Reproduce the records that follow in full, excluding any picture they contain.
◇ ◇ ◇
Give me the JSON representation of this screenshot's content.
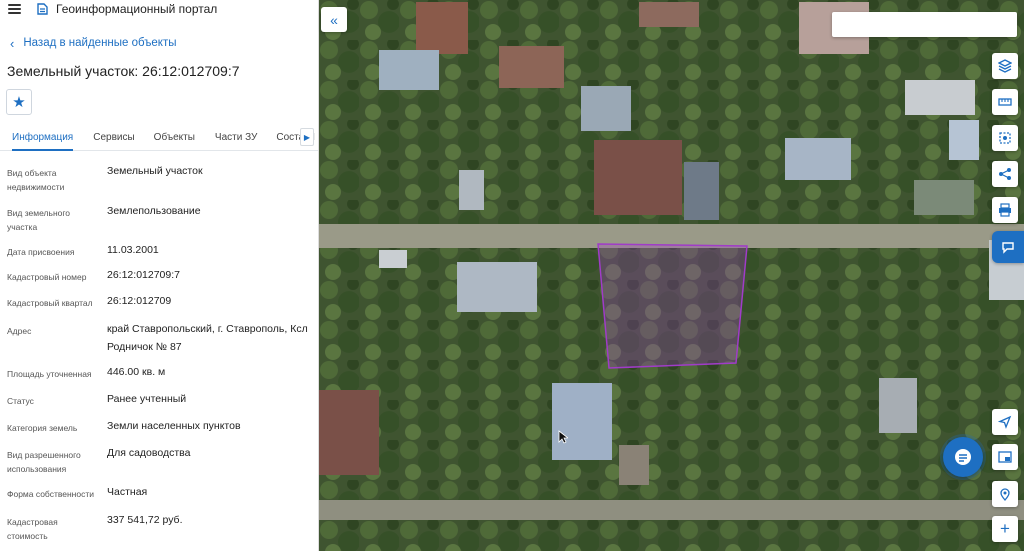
{
  "header": {
    "title": "Геоинформационный портал"
  },
  "nav": {
    "back_label": "Назад в найденные объекты"
  },
  "object": {
    "title": "Земельный участок: 26:12:012709:7"
  },
  "tabs": [
    {
      "label": "Информация",
      "active": true
    },
    {
      "label": "Сервисы",
      "active": false
    },
    {
      "label": "Объекты",
      "active": false
    },
    {
      "label": "Части ЗУ",
      "active": false
    },
    {
      "label": "Состав I",
      "active": false
    }
  ],
  "properties": [
    {
      "label": "Вид объекта недвижимости",
      "value": "Земельный участок"
    },
    {
      "label": "Вид земельного участка",
      "value": "Землепользование"
    },
    {
      "label": "Дата присвоения",
      "value": "11.03.2001"
    },
    {
      "label": "Кадастровый номер",
      "value": "26:12:012709:7"
    },
    {
      "label": "Кадастровый квартал",
      "value": "26:12:012709"
    },
    {
      "label": "Адрес",
      "value": "край Ставропольский, г. Ставрополь, Ксл Родничок № 87"
    },
    {
      "label": "Площадь уточненная",
      "value": "446.00 кв. м"
    },
    {
      "label": "Статус",
      "value": "Ранее учтенный"
    },
    {
      "label": "Категория земель",
      "value": "Земли населенных пунктов"
    },
    {
      "label": "Вид разрешенного использования",
      "value": "Для садоводства"
    },
    {
      "label": "Форма собственности",
      "value": "Частная"
    },
    {
      "label": "Кадастровая стоимость",
      "value": "337 541,72 руб."
    }
  ],
  "map": {
    "layer_select_value": "",
    "tools": [
      "layers-icon",
      "ruler-icon",
      "select-area-icon",
      "share-icon",
      "print-icon",
      "feedback-icon",
      "locate-icon",
      "minimap-icon",
      "location-search-icon",
      "zoom-in-icon"
    ]
  },
  "colors": {
    "accent": "#1e6fc2",
    "parcel": "#a03cc8"
  }
}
◇ ◇ ◇
§ FULL OUTPUT:
Give me the JSON representation of this screenshot's content.
{
  "header": {
    "title": "Геоинформационный портал"
  },
  "nav": {
    "back_label": "Назад в найденные объекты"
  },
  "object": {
    "title": "Земельный участок: 26:12:012709:7"
  },
  "tabs": [
    {
      "label": "Информация",
      "active": true
    },
    {
      "label": "Сервисы",
      "active": false
    },
    {
      "label": "Объекты",
      "active": false
    },
    {
      "label": "Части ЗУ",
      "active": false
    },
    {
      "label": "Состав I",
      "active": false
    }
  ],
  "properties": [
    {
      "label": "Вид объекта недвижимости",
      "value": "Земельный участок"
    },
    {
      "label": "Вид земельного участка",
      "value": "Землепользование"
    },
    {
      "label": "Дата присвоения",
      "value": "11.03.2001"
    },
    {
      "label": "Кадастровый номер",
      "value": "26:12:012709:7"
    },
    {
      "label": "Кадастровый квартал",
      "value": "26:12:012709"
    },
    {
      "label": "Адрес",
      "value": "край Ставропольский, г. Ставрополь, Ксл Родничок № 87"
    },
    {
      "label": "Площадь уточненная",
      "value": "446.00 кв. м"
    },
    {
      "label": "Статус",
      "value": "Ранее учтенный"
    },
    {
      "label": "Категория земель",
      "value": "Земли населенных пунктов"
    },
    {
      "label": "Вид разрешенного использования",
      "value": "Для садоводства"
    },
    {
      "label": "Форма собственности",
      "value": "Частная"
    },
    {
      "label": "Кадастровая стоимость",
      "value": "337 541,72 руб."
    }
  ],
  "map": {
    "layer_select_value": "",
    "tools": [
      "layers-icon",
      "ruler-icon",
      "select-area-icon",
      "share-icon",
      "print-icon",
      "feedback-icon",
      "locate-icon",
      "minimap-icon",
      "location-search-icon",
      "zoom-in-icon"
    ]
  },
  "colors": {
    "accent": "#1e6fc2",
    "parcel": "#a03cc8"
  }
}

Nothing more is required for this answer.